## Begin

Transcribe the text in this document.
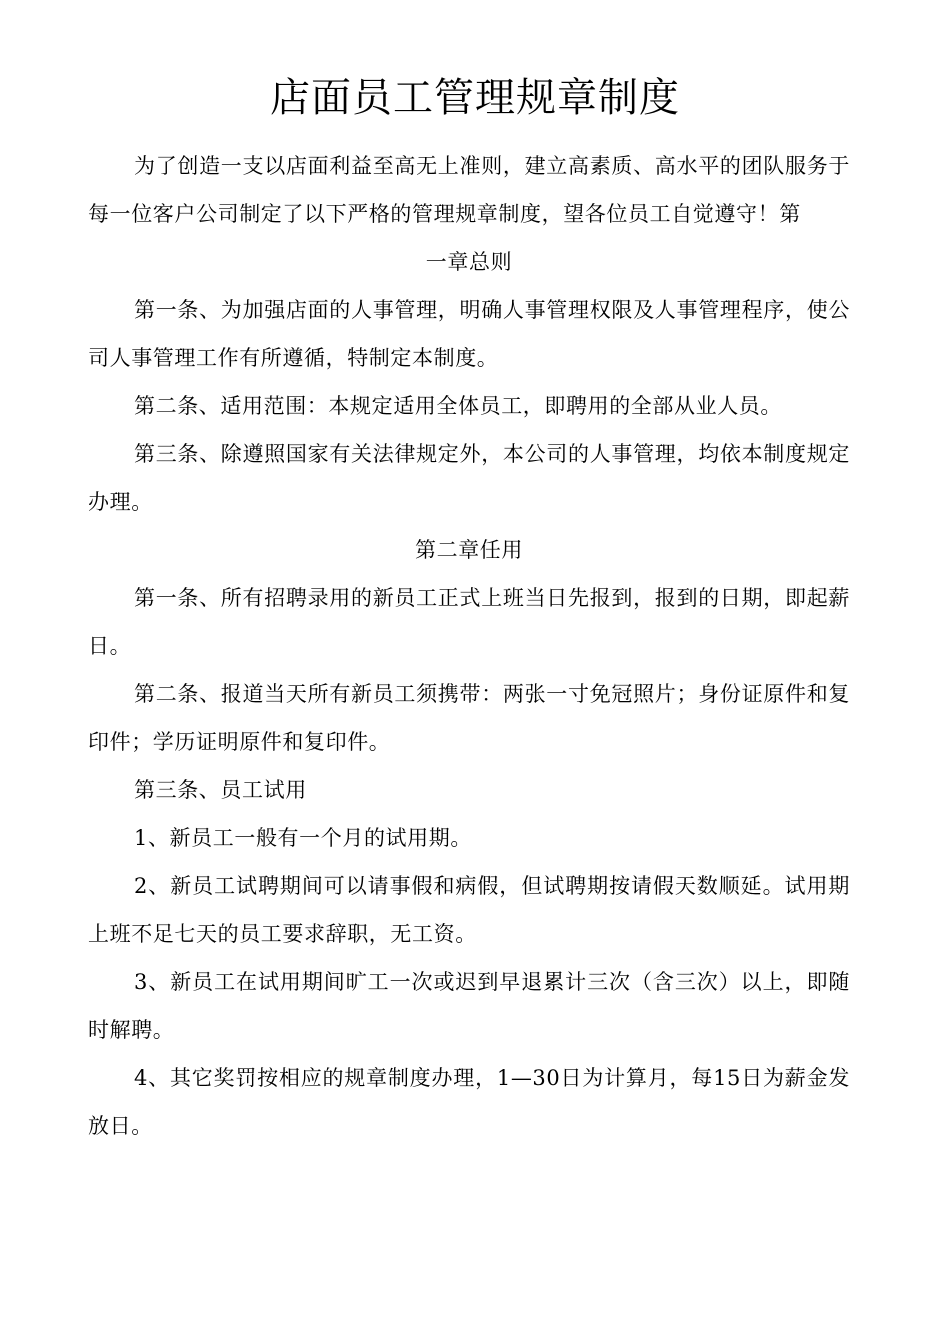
店面员工管理规章制度

为了创造一支以店面利益至高无上准则，建立高素质、高水平的团队服务于每一位客户公司制定了以下严格的管理规章制度，望各位员工自觉遵守！第

一章总则

第一条、为加强店面的人事管理，明确人事管理权限及人事管理程序，使公司人事管理工作有所遵循，特制定本制度。

第二条、适用范围：本规定适用全体员工，即聘用的全部从业人员。

第三条、除遵照国家有关法律规定外，本公司的人事管理，均依本制度规定办理。

第二章任用

第一条、所有招聘录用的新员工正式上班当日先报到，报到的日期，即起薪日。

第二条、报道当天所有新员工须携带：两张一寸免冠照片；身份证原件和复印件；学历证明原件和复印件。

第三条、员工试用

1、新员工一般有一个月的试用期。

2、新员工试聘期间可以请事假和病假，但试聘期按请假天数顺延。试用期上班不足七天的员工要求辞职，无工资。

3、新员工在试用期间旷工一次或迟到早退累计三次（含三次）以上，即随时解聘。

4、其它奖罚按相应的规章制度办理，1—30日为计算月，每15日为薪金发放日。
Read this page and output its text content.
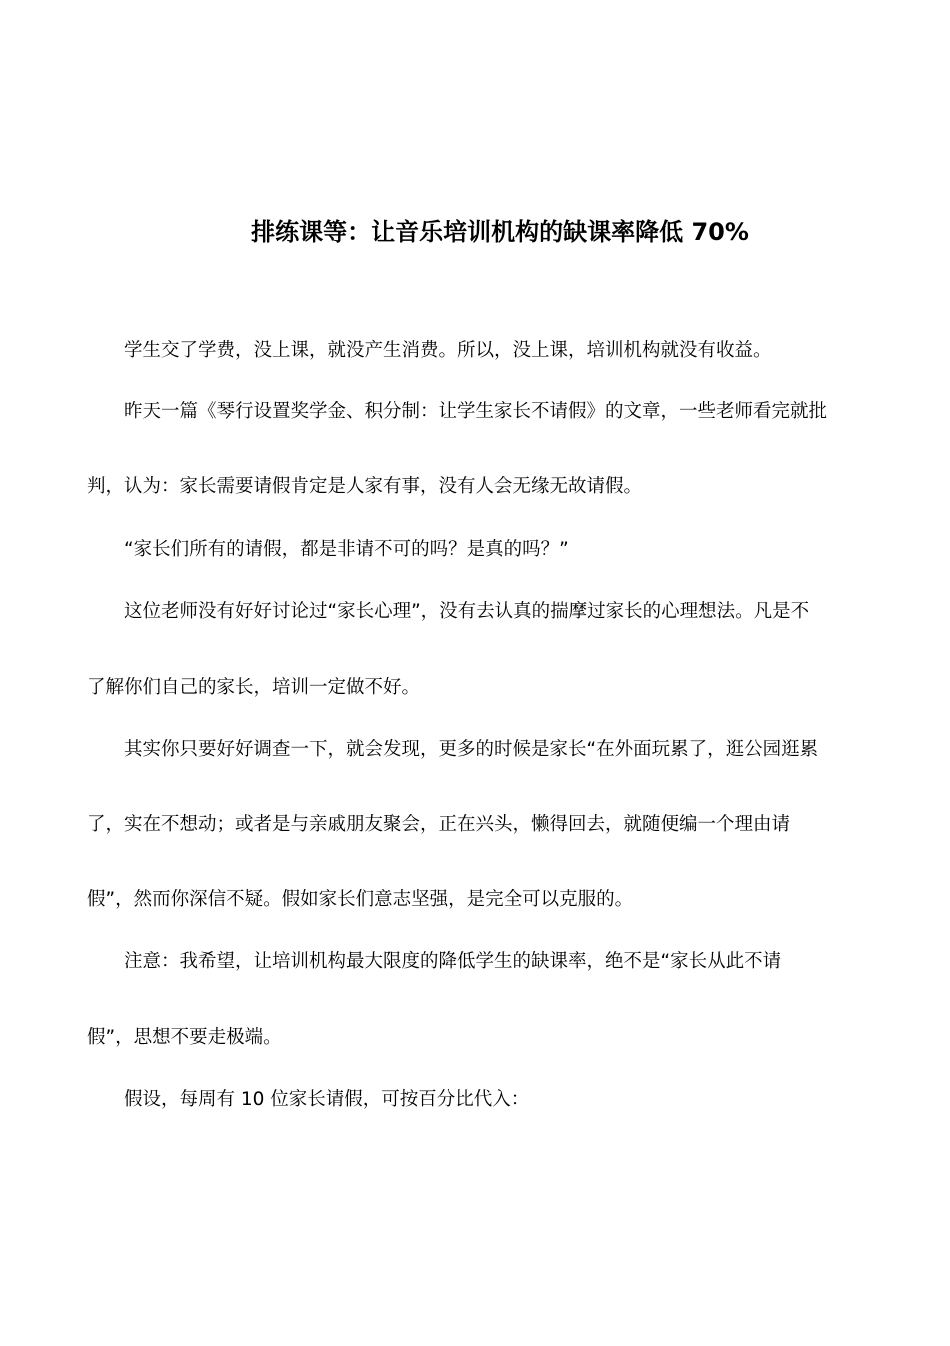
排练课等：让音乐培训机构的缺课率降低 70%

学生交了学费，没上课，就没产生消费。所以，没上课，培训机构就没有收益。

昨天一篇《琴行设置奖学金、积分制：让学生家长不请假》的文章，一些老师看完就批

判，认为：家长需要请假肯定是人家有事，没有人会无缘无故请假。

“家长们所有的请假，都是非请不可的吗？是真的吗？”

这位老师没有好好讨论过“家长心理”，没有去认真的揣摩过家长的心理想法。凡是不

了解你们自己的家长，培训一定做不好。

其实你只要好好调查一下，就会发现，更多的时候是家长“在外面玩累了，逛公园逛累

了，实在不想动；或者是与亲戚朋友聚会，正在兴头，懒得回去，就随便编一个理由请

假”，然而你深信不疑。假如家长们意志坚强，是完全可以克服的。

注意：我希望，让培训机构最大限度的降低学生的缺课率，绝不是“家长从此不请

假”，思想不要走极端。

假设，每周有 10 位家长请假，可按百分比代入：
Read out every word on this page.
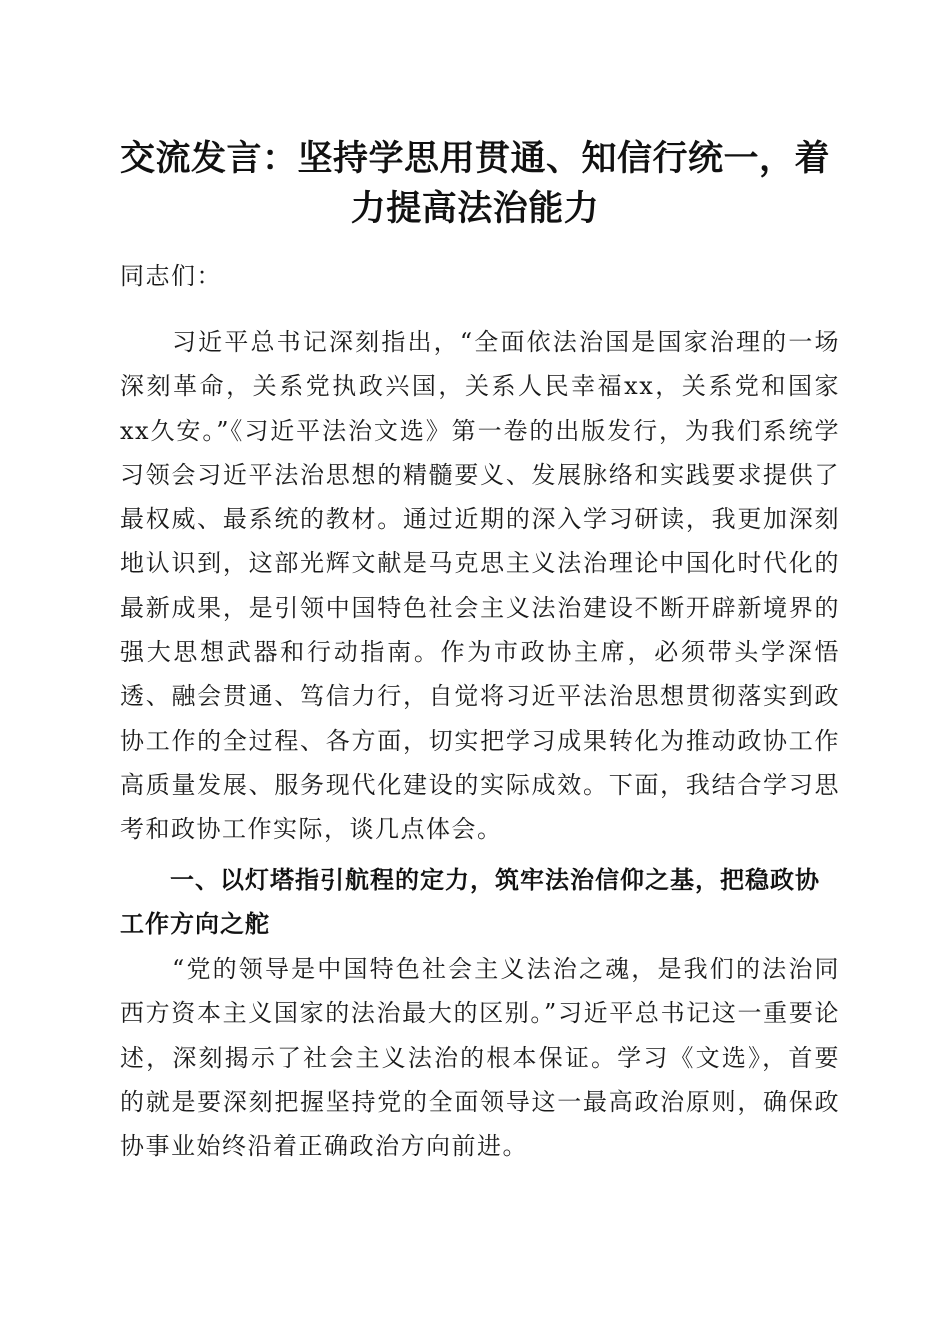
交流发言：坚持学思用贯通、知信行统一，着力提高法治能力

同志们：

习近平总书记深刻指出，“全面依法治国是国家治理的一场深刻革命，关系党执政兴国，关系人民幸福xx，关系党和国家xx久安。”《习近平法治文选》第一卷的出版发行，为我们系统学习领会习近平法治思想的精髓要义、发展脉络和实践要求提供了最权威、最系统的教材。通过近期的深入学习研读，我更加深刻地认识到，这部光辉文献是马克思主义法治理论中国化时代化的最新成果，是引领中国特色社会主义法治建设不断开辟新境界的强大思想武器和行动指南。作为市政协主席，必须带头学深悟透、融会贯通、笃信力行，自觉将习近平法治思想贯彻落实到政协工作的全过程、各方面，切实把学习成果转化为推动政协工作高质量发展、服务现代化建设的实际成效。下面，我结合学习思考和政协工作实际，谈几点体会。

一、以灯塔指引航程的定力，筑牢法治信仰之基，把稳政协工作方向之舵

“党的领导是中国特色社会主义法治之魂，是我们的法治同西方资本主义国家的法治最大的区别。”习近平总书记这一重要论述，深刻揭示了社会主义法治的根本保证。学习《文选》，首要的就是要深刻把握坚持党的全面领导这一最高政治原则，确保政协事业始终沿着正确政治方向前进。
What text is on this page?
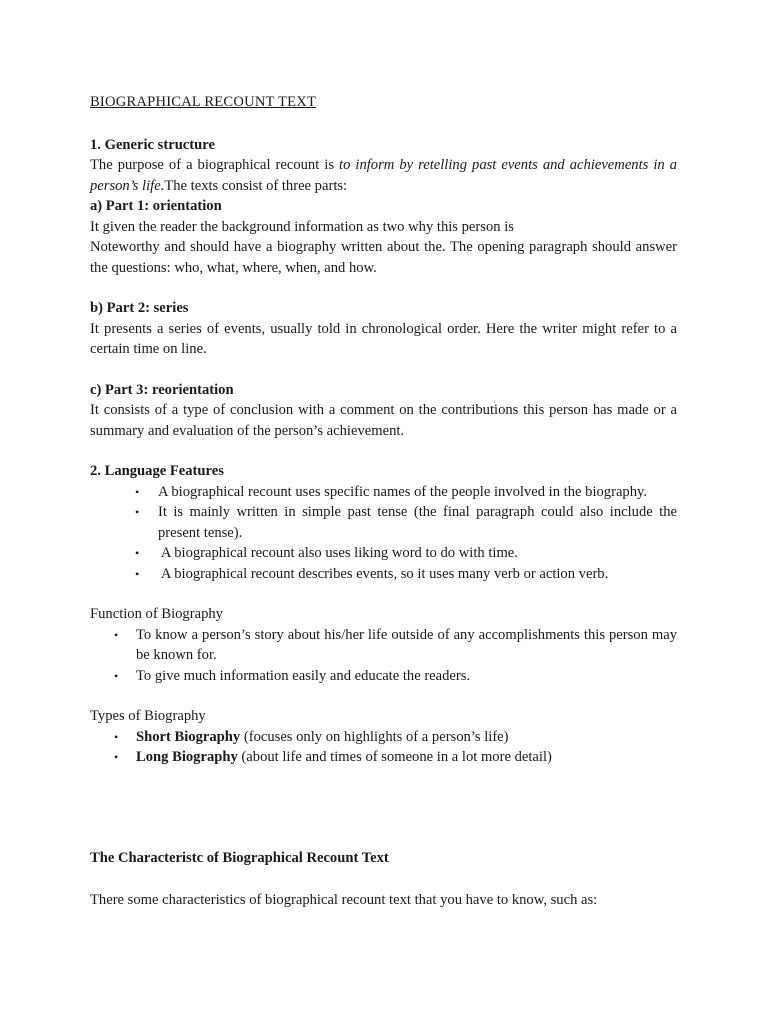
BIOGRAPHICAL RECOUNT TEXT

1. Generic structure

The purpose of a biographical recount is to inform by retelling past events and achievements in a person’s life.The texts consist of three parts:

a) Part 1: orientation

It given the reader the background information as two why this person is

Noteworthy and should have a biography written about the. The opening paragraph should answer the questions: who, what, where, when, and how.

b) Part 2: series

It presents a series of events, usually told in chronological order. Here the writer might refer to a certain time on line.

c) Part 3: reorientation

It consists of a type of conclusion with a comment on the contributions this person has made or a summary and evaluation of the person’s achievement.

2. Language Features

• A biographical recount uses specific names of the people involved in the biography.
• It is mainly written in simple past tense (the final paragraph could also include the present tense).
• A biographical recount also uses liking word to do with time.
• A biographical recount describes events, so it uses many verb or action verb.

Function of Biography

• To know a person’s story about his/her life outside of any accomplishments this person may be known for.
• To give much information easily and educate the readers.

Types of Biography

• Short Biography (focuses only on highlights of a person’s life)
• Long Biography (about life and times of someone in a lot more detail)

The Characteristc of Biographical Recount Text

There some characteristics of biographical recount text that you have to know, such as:
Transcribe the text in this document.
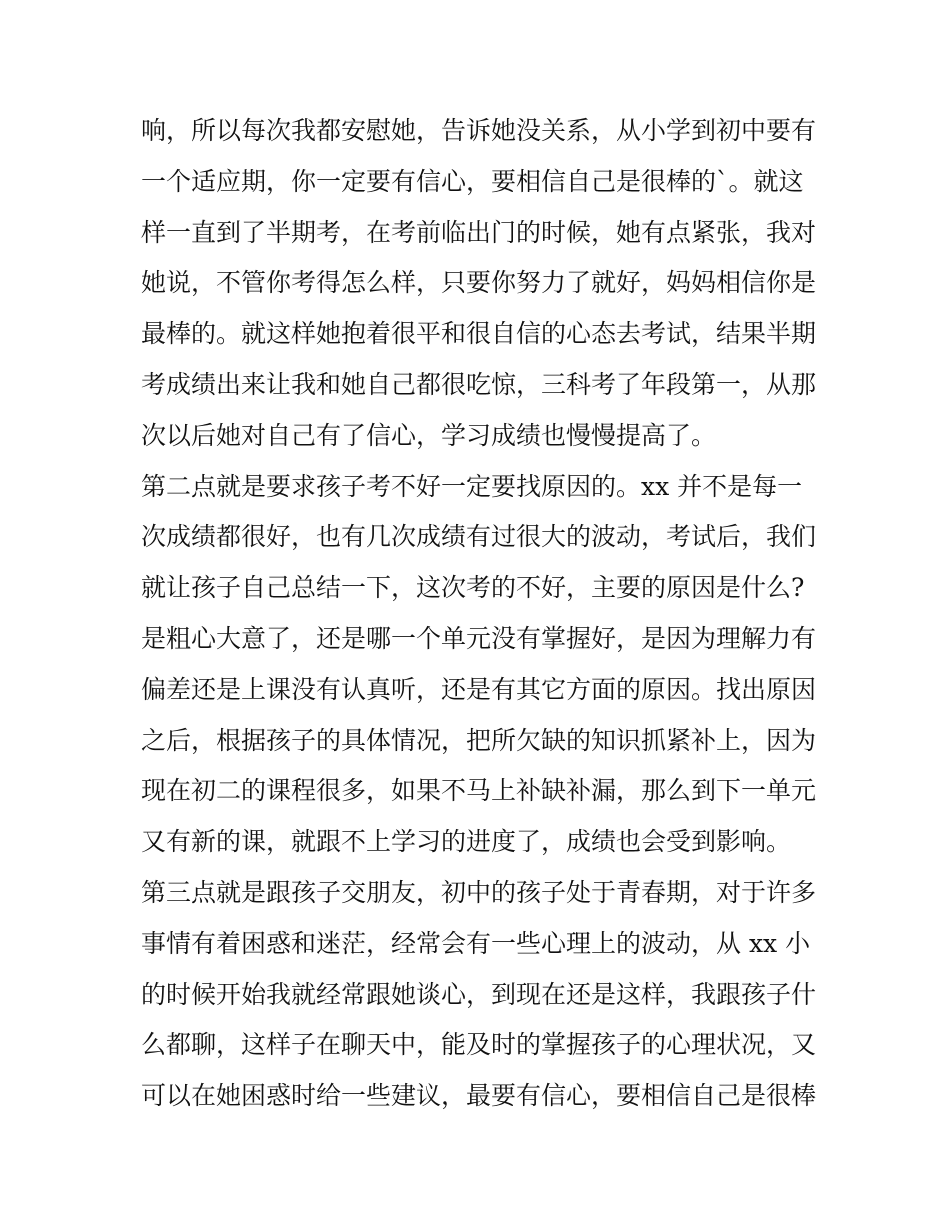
响，所以每次我都安慰她，告诉她没关系，从小学到初中要有
一个适应期，你一定要有信心，要相信自己是很棒的`。就这
样一直到了半期考，在考前临出门的时候，她有点紧张，我对
她说，不管你考得怎么样，只要你努力了就好，妈妈相信你是
最棒的。就这样她抱着很平和很自信的心态去考试，结果半期
考成绩出来让我和她自己都很吃惊，三科考了年段第一，从那
次以后她对自己有了信心，学习成绩也慢慢提高了。
第二点就是要求孩子考不好一定要找原因的。xx 并不是每一
次成绩都很好，也有几次成绩有过很大的波动，考试后，我们
就让孩子自己总结一下，这次考的不好，主要的原因是什么?
是粗心大意了，还是哪一个单元没有掌握好，是因为理解力有
偏差还是上课没有认真听，还是有其它方面的原因。找出原因
之后，根据孩子的具体情况，把所欠缺的知识抓紧补上，因为
现在初二的课程很多，如果不马上补缺补漏，那么到下一单元
又有新的课，就跟不上学习的进度了，成绩也会受到影响。
第三点就是跟孩子交朋友，初中的孩子处于青春期，对于许多
事情有着困惑和迷茫，经常会有一些心理上的波动，从 xx 小
的时候开始我就经常跟她谈心，到现在还是这样，我跟孩子什
么都聊，这样子在聊天中，能及时的掌握孩子的心理状况，又
可以在她困惑时给一些建议，最要有信心，要相信自己是很棒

## End

Task: Take the entries shown above and quote them verbatim, passing over the pictures.

The output:
Transcribe the text in this document.
店面员工管理规章制度

为了创造一支以店面利益至高无上准则，建立高素质、高水平的团队服务于每一位客户公司制定了以下严格的管理规章制度，望各位员工自觉遵守！第

一章总则

第一条、为加强店面的人事管理，明确人事管理权限及人事管理程序，使公司人事管理工作有所遵循，特制定本制度。

第二条、适用范围：本规定适用全体员工，即聘用的全部从业人员。

第三条、除遵照国家有关法律规定外，本公司的人事管理，均依本制度规定办理。

第二章任用

第一条、所有招聘录用的新员工正式上班当日先报到，报到的日期，即起薪日。

第二条、报道当天所有新员工须携带：两张一寸免冠照片；身份证原件和复印件；学历证明原件和复印件。

第三条、员工试用

1、新员工一般有一个月的试用期。

2、新员工试聘期间可以请事假和病假，但试聘期按请假天数顺延。试用期上班不足七天的员工要求辞职，无工资。

3、新员工在试用期间旷工一次或迟到早退累计三次（含三次）以上，即随时解聘。

4、其它奖罚按相应的规章制度办理，1—30日为计算月，每15日为薪金发放日。
Read this page and output its text content.
排练课等：让音乐培训机构的缺课率降低 70%

学生交了学费，没上课，就没产生消费。所以，没上课，培训机构就没有收益。

昨天一篇《琴行设置奖学金、积分制：让学生家长不请假》的文章，一些老师看完就批

判，认为：家长需要请假肯定是人家有事，没有人会无缘无故请假。

“家长们所有的请假，都是非请不可的吗？是真的吗？”

这位老师没有好好讨论过“家长心理”，没有去认真的揣摩过家长的心理想法。凡是不

了解你们自己的家长，培训一定做不好。

其实你只要好好调查一下，就会发现，更多的时候是家长“在外面玩累了，逛公园逛累

了，实在不想动；或者是与亲戚朋友聚会，正在兴头，懒得回去，就随便编一个理由请

假”，然而你深信不疑。假如家长们意志坚强，是完全可以克服的。

注意：我希望，让培训机构最大限度的降低学生的缺课率，绝不是“家长从此不请

假”，思想不要走极端。

假设，每周有 10 位家长请假，可按百分比代入：
Read out every word on this page.
交流发言：坚持学思用贯通、知信行统一，着力提高法治能力

同志们：

习近平总书记深刻指出，“全面依法治国是国家治理的一场深刻革命，关系党执政兴国，关系人民幸福xx，关系党和国家xx久安。”《习近平法治文选》第一卷的出版发行，为我们系统学习领会习近平法治思想的精髓要义、发展脉络和实践要求提供了最权威、最系统的教材。通过近期的深入学习研读，我更加深刻地认识到，这部光辉文献是马克思主义法治理论中国化时代化的最新成果，是引领中国特色社会主义法治建设不断开辟新境界的强大思想武器和行动指南。作为市政协主席，必须带头学深悟透、融会贯通、笃信力行，自觉将习近平法治思想贯彻落实到政协工作的全过程、各方面，切实把学习成果转化为推动政协工作高质量发展、服务现代化建设的实际成效。下面，我结合学习思考和政协工作实际，谈几点体会。

一、以灯塔指引航程的定力，筑牢法治信仰之基，把稳政协工作方向之舵

“党的领导是中国特色社会主义法治之魂，是我们的法治同西方资本主义国家的法治最大的区别。”习近平总书记这一重要论述，深刻揭示了社会主义法治的根本保证。学习《文选》，首要的就是要深刻把握坚持党的全面领导这一最高政治原则，确保政协事业始终沿着正确政治方向前进。
What text is on this page?
BIOGRAPHICAL RECOUNT TEXT

1. Generic structure

The purpose of a biographical recount is to inform by retelling past events and achievements in a person’s life.The texts consist of three parts:

a) Part 1: orientation

It given the reader the background information as two why this person is

Noteworthy and should have a biography written about the. The opening paragraph should answer the questions: who, what, where, when, and how.

b) Part 2: series

It presents a series of events, usually told in chronological order. Here the writer might refer to a certain time on line.

c) Part 3: reorientation

It consists of a type of conclusion with a comment on the contributions this person has made or a summary and evaluation of the person’s achievement.

2. Language Features

• A biographical recount uses specific names of the people involved in the biography.
• It is mainly written in simple past tense (the final paragraph could also include the present tense).
• A biographical recount also uses liking word to do with time.
• A biographical recount describes events, so it uses many verb or action verb.

Function of Biography

• To know a person’s story about his/her life outside of any accomplishments this person may be known for.
• To give much information easily and educate the readers.

Types of Biography

• Short Biography (focuses only on highlights of a person’s life)
• Long Biography (about life and times of someone in a lot more detail)

The Characteristc of Biographical Recount Text

There some characteristics of biographical recount text that you have to know, such as:
Transcribe the text in this document.
响，所以每次我都安慰她，告诉她没关系，从小学到初中要有
一个适应期，你一定要有信心，要相信自己是很棒的`。就这
样一直到了半期考，在考前临出门的时候，她有点紧张，我对
她说，不管你考得怎么样，只要你努力了就好，妈妈相信你是
最棒的。就这样她抱着很平和很自信的心态去考试，结果半期
考成绩出来让我和她自己都很吃惊，三科考了年段第一，从那
次以后她对自己有了信心，学习成绩也慢慢提高了。
第二点就是要求孩子考不好一定要找原因的。xx 并不是每一
次成绩都很好，也有几次成绩有过很大的波动，考试后，我们
就让孩子自己总结一下，这次考的不好，主要的原因是什么?
是粗心大意了，还是哪一个单元没有掌握好，是因为理解力有
偏差还是上课没有认真听，还是有其它方面的原因。找出原因
之后，根据孩子的具体情况，把所欠缺的知识抓紧补上，因为
现在初二的课程很多，如果不马上补缺补漏，那么到下一单元
又有新的课，就跟不上学习的进度了，成绩也会受到影响。
第三点就是跟孩子交朋友，初中的孩子处于青春期，对于许多
事情有着困惑和迷茫，经常会有一些心理上的波动，从 xx 小
的时候开始我就经常跟她谈心，到现在还是这样，我跟孩子什
么都聊，这样子在聊天中，能及时的掌握孩子的心理状况，又
可以在她困惑时给一些建议，最要有信心，要相信自己是很棒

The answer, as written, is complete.